§ **Selected passage**:
The B-52's eponymous debut celebrates 40 years

As The B-52's eponymous debut celebrates its 40th anniversary, we take a closer look at the band's legacy and their never more relevant message of inclusivity

Feature by Lewis Wade | 04 Jul 2019
  • The B-52's

The B-52's have been billed for years as the "the world's greatest party band." They're now mostly remembered for retro beehives, kitschy go-go boots and a series of bonkers mondegreens that are no less surreal than the actual lyrics ('Tiiiiiin roof / Rusted!' anyone?). So, beyond the ubiquitous wedding DJ specialty Love Shack, and quirky sirensong Rock Lobster, just what more have The B-52's contributed to the pantheon of modern popular culture? In short: much more.

The band are currently in the midst of a farewell tour that may well close the book on one of the most inventive, weird and just downright fun musical entities that's ever existed. This July also marks the 40th anniversary of their groundbreaking debut album, so what better time to revisit their greatest release and consider its importance along with considerations of the legacy this group is to leave behind.

There's a common cliché when looking back at classic debuts to say that a band were "ahead of their time" or that they were "out of step with the trends of the day" but such lines would be a serious understatement for The B-52's. Was there ever a time, and could there ever be a time, when the prevailing musical trends were new-wave, avant-surf-rock and white funk colliding with post-punk and 60s girl group harmonies in a technicolour explosion? Where songs about fandom-as-cannibalism and surreal adlibs involving fictional sea creatures delivered in a madcap sprechgesang were considered en vogue? Even the most pretentious musical anthropologist would be hard-pressed to argue that case. And that's only a taste of what The B-52's brings to the table.

By the late 70s, the American musical landscape was either revelling in the coke-fuelled hedonism of disco, safety-pinning everything in sight and affecting the studied nihilism of punk, or  desperately clinging on to the bloated corpse of classic arena rock. The B-52's subverted the grave inclinations of the punks, forging an unholy alliance between the rhythmic foundations of Georgia funk, instrumental aesthetes like Brian Eno and Henry Mancini, and experimental favourites like Captain Beefheart. They wrapped this concoction together with Ricky Wilson's unique approach to guitar tuning, bizarre call and response vocals and a stage presence that can only be described as relentlessly camp.

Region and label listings
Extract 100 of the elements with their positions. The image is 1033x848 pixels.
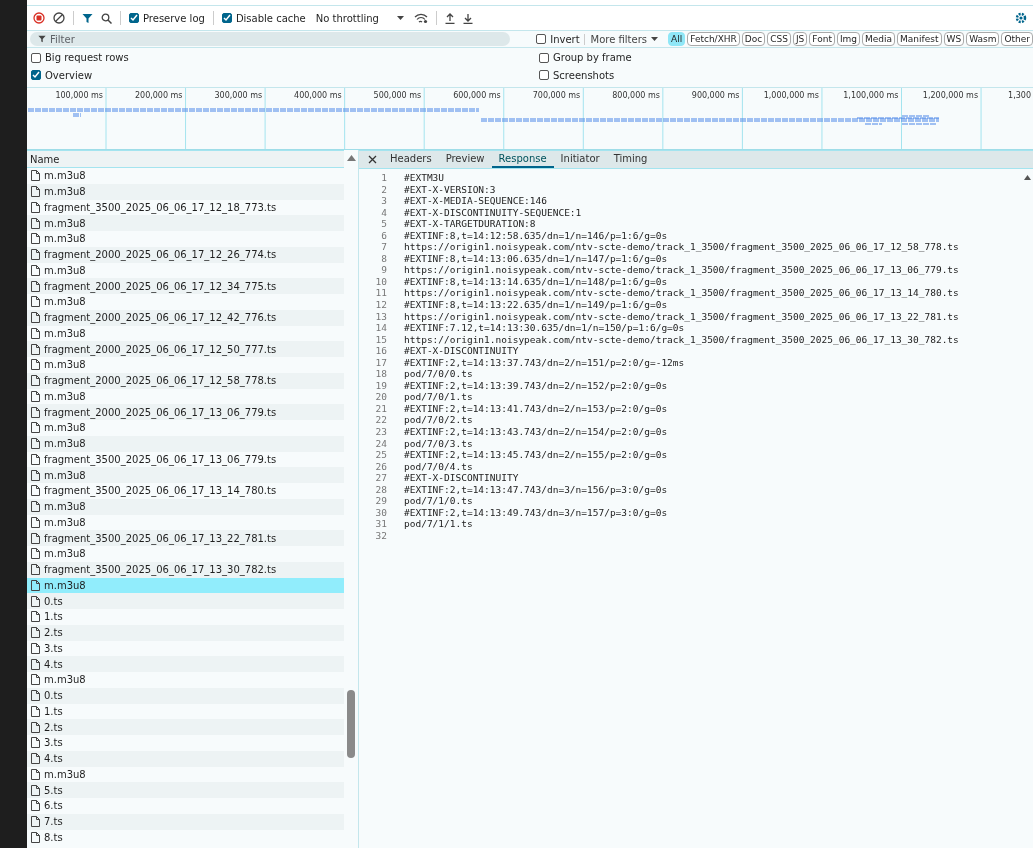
request-row[interactable]: 6.ts	[27, 798, 344, 814]
request-row[interactable]: m.m3u8	[27, 325, 344, 342]
type-filter-chip[interactable]: CSS	[767, 32, 791, 46]
stop-recording-icon[interactable]	[33, 12, 45, 24]
request-row[interactable]: m.m3u8	[27, 546, 344, 562]
checkbox[interactable]	[221, 13, 232, 23]
request-name: m.m3u8	[44, 390, 86, 402]
option-label: Overview	[45, 69, 93, 81]
tick-label: 700,000 ms	[532, 91, 581, 100]
code-line: pod/7/0/0.ts	[404, 368, 473, 380]
request-row[interactable]: m.m3u8	[27, 766, 344, 783]
request-row[interactable]: fragment_2000_2025_06_06_17_12_58_778.ts	[27, 372, 344, 389]
type-filter-chip[interactable]: Wasm	[966, 32, 1000, 46]
request-row[interactable]: 4.ts	[27, 656, 344, 672]
request-row[interactable]: m.m3u8	[27, 357, 344, 373]
type-filter-chip[interactable]: Other	[1001, 32, 1033, 46]
request-row[interactable]: 1.ts	[27, 703, 344, 720]
request-name: m.m3u8	[44, 264, 86, 276]
settings-icon[interactable]	[1015, 12, 1027, 24]
type-filter-chip[interactable]: All	[668, 32, 686, 46]
download-icon[interactable]	[462, 12, 473, 24]
checkbox[interactable]	[536, 34, 547, 44]
filter-icon[interactable]	[82, 12, 93, 24]
request-row[interactable]: 5.ts	[27, 782, 344, 798]
request-row[interactable]: 3.ts	[27, 640, 344, 657]
sort-ascending-icon[interactable]	[347, 155, 356, 161]
line-number: 2	[380, 183, 387, 196]
line-number: 11	[374, 287, 387, 299]
request-row[interactable]: fragment_3500_2025_06_06_17_12_18_773.ts	[27, 199, 344, 216]
request-row[interactable]: 2.ts	[27, 624, 344, 641]
request-row[interactable]: 1.ts	[27, 609, 344, 625]
checkbox[interactable]	[31, 70, 41, 80]
request-row[interactable]: fragment_2000_2025_06_06_17_12_42_776.ts	[27, 309, 344, 326]
scroll-up-icon[interactable]	[1024, 175, 1031, 180]
clear-icon[interactable]	[53, 12, 65, 24]
request-row[interactable]: fragment_2000_2025_06_06_17_12_34_775.ts	[27, 278, 344, 294]
details-tab[interactable]: Initiator	[553, 151, 607, 168]
file-icon	[31, 642, 40, 654]
checkbox[interactable]	[539, 52, 549, 63]
type-filter-chip[interactable]: Font	[809, 32, 835, 46]
request-row[interactable]: 8.ts	[27, 829, 344, 846]
file-icon	[31, 595, 40, 607]
request-name: 7.ts	[44, 816, 63, 828]
type-filter-chip[interactable]: Manifest	[897, 32, 942, 46]
file-icon	[31, 453, 40, 465]
request-row[interactable]: m.m3u8	[27, 294, 344, 310]
request-row[interactable]: m.m3u8	[27, 183, 344, 200]
type-filter-chip[interactable]: Media	[862, 32, 896, 46]
request-row[interactable]: m.m3u8	[27, 215, 344, 231]
request-row[interactable]: m.m3u8	[27, 262, 344, 279]
request-row[interactable]: m.m3u8	[27, 420, 344, 436]
type-filter-chip[interactable]: Img	[836, 32, 861, 46]
type-filter-chip[interactable]: Fetch/XHR	[687, 32, 740, 46]
request-row[interactable]: m.m3u8	[27, 498, 344, 515]
type-filter-chip[interactable]: Doc	[741, 32, 766, 46]
details-tab[interactable]: Preview	[438, 151, 492, 168]
request-row[interactable]: 7.ts	[27, 813, 344, 830]
type-filter-chip[interactable]: WS	[943, 32, 965, 46]
request-row[interactable]: m.m3u8	[27, 467, 344, 483]
file-icon	[31, 233, 40, 245]
column-header[interactable]: Name	[30, 153, 60, 165]
type-filter-chip[interactable]: JS	[792, 32, 808, 46]
request-row[interactable]: 0.ts	[27, 687, 344, 704]
request-row[interactable]: 2.ts	[27, 719, 344, 735]
scrollbar-thumb[interactable]	[347, 690, 355, 758]
line-number: 27	[374, 472, 387, 484]
network-conditions-icon[interactable]	[413, 12, 428, 24]
request-row[interactable]: m.m3u8	[27, 231, 344, 247]
details-tab[interactable]: Headers	[383, 151, 439, 168]
request-row[interactable]: 0.ts	[27, 593, 344, 609]
checkbox[interactable]	[129, 13, 139, 23]
request-row[interactable]: m.m3u8	[27, 168, 344, 184]
request-row[interactable]: m.m3u8	[27, 672, 344, 688]
search-icon[interactable]	[101, 12, 112, 24]
request-row[interactable]: m.m3u8	[27, 388, 344, 405]
file-icon	[31, 390, 40, 402]
request-row[interactable]: fragment_3500_2025_06_06_17_13_30_782.ts	[27, 561, 344, 578]
checkbox[interactable]	[539, 70, 549, 80]
line-number: 24	[374, 437, 387, 450]
request-row[interactable]: m.m3u8	[27, 514, 344, 531]
upload-icon[interactable]	[444, 12, 455, 24]
filter-field[interactable]: Filter	[30, 32, 510, 46]
request-row[interactable]: 3.ts	[27, 735, 344, 751]
code-line: https://origin1.noisypeak.com/ntv-scte-demo/track_1_3500/fragment_3500_2025_06_06_17_13_30_782.ts	[404, 333, 959, 346]
request-row[interactable]: fragment_3500_2025_06_06_17_13_06_779.ts	[27, 451, 344, 468]
request-row[interactable]: m.m3u8	[27, 435, 344, 452]
checkbox[interactable]	[31, 52, 41, 63]
tick-label: 600,000 ms	[453, 91, 501, 100]
details-tab[interactable]: Response	[491, 151, 554, 168]
more-filters-dropdown[interactable]: More filters	[583, 33, 665, 45]
request-row[interactable]: fragment_2000_2025_06_06_17_13_06_779.ts	[27, 404, 344, 420]
request-row[interactable]: fragment_2000_2025_06_06_17_12_26_774.ts	[27, 246, 344, 263]
throttling-dropdown[interactable]: No throttling	[313, 12, 406, 24]
details-tab[interactable]: Timing	[606, 151, 655, 168]
tick-label: 1,100,000 ms	[843, 91, 899, 100]
request-row[interactable]: 4.ts	[27, 750, 344, 767]
request-row[interactable]: fragment_3500_2025_06_06_17_13_22_781.ts	[27, 530, 344, 546]
request-row[interactable]: fragment_2000_2025_06_06_17_12_50_777.ts	[27, 341, 344, 357]
code-line: pod/7/1/0.ts	[404, 495, 473, 507]
request-row[interactable]: fragment_3500_2025_06_06_17_13_14_780.ts	[27, 483, 344, 499]
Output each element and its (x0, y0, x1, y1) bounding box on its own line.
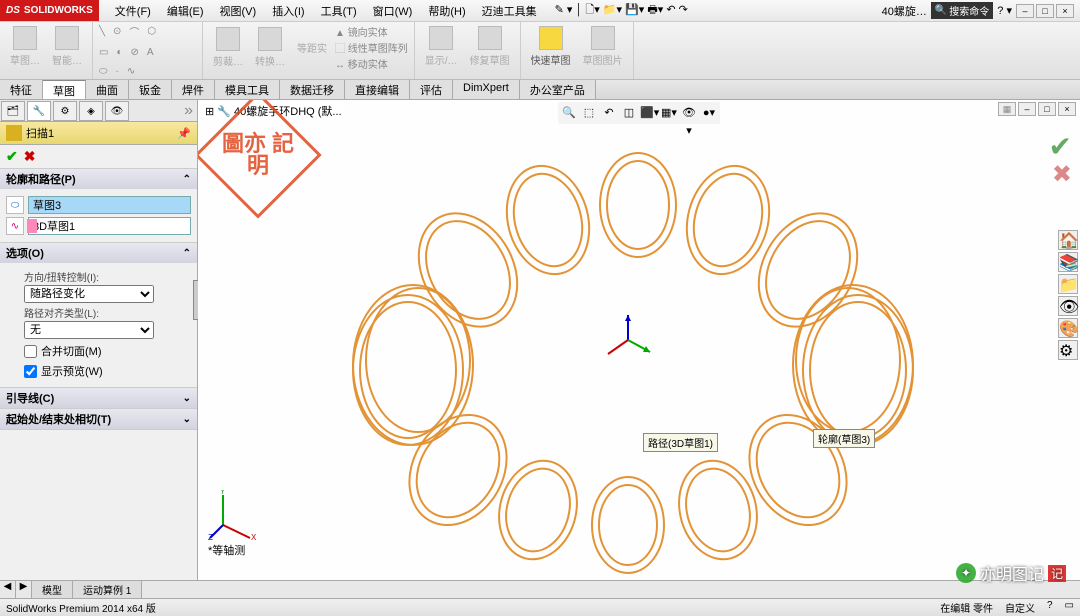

§ **Given instruction**:
Can you write the next part of the feature on The B-52's debut album, picking up after its final paragraph?

§ **Written answer**:
Rock Lobster famously inspired John Lennon to get back in the studio after a five year hiatus, on the somewhat condescending belief that popular music had finally caught up with Yoko Ono's radical genius. However, though it may be the most immediate and popular of the album's songs, it's just the tip of the eccentric iceberg. Planet Claire opens the record with 50s sci-fi tones that go on way longer than they have any right to, before a bunch of nonsense lyrics about a planet where everyone is immortal and has no head. The track also features Ricky Wilson on smoke alarm (!). It's not exactly Blowin' in the Wind, but damn if it doesn't get your attention.

From there, the band follow up with two songs based around lists that are never completed; the punky ode to famous women of the past, 52 Girls, and the most forlorn, despairing Cindy Wilson vocal turn in a song that also includes a bunch of non-existent dance moves, Dance This Mess Around. The band don't delve into emotionally-charged territory too regularly, settling instead for sneaky moments of poignancy hidden beneath the veneer of surrealism, but these two songs in particular show a band with the ability to set a distinct, emotive tone.

When the band started getting attention in New York after outgrowing the club scene in Athens, Georgia, they were playing in CBGB's and Max's Kansas City alongside dour 'serious' acts like Ramones, Patti Smith or Television, providing a splash of colour in an otherwise grayscale scene. But, despite the party atmosphere of their shows, there was still a streak of avant-garde about them. Given their eye-catching garb (mostly cheap, found or altered retro clothes), they were ready-made for a visual medium, and their performance on Saturday Night Live in early 1980 showed that you could be experimental and weird, catchy and full of positivity without pandering to what was trendy.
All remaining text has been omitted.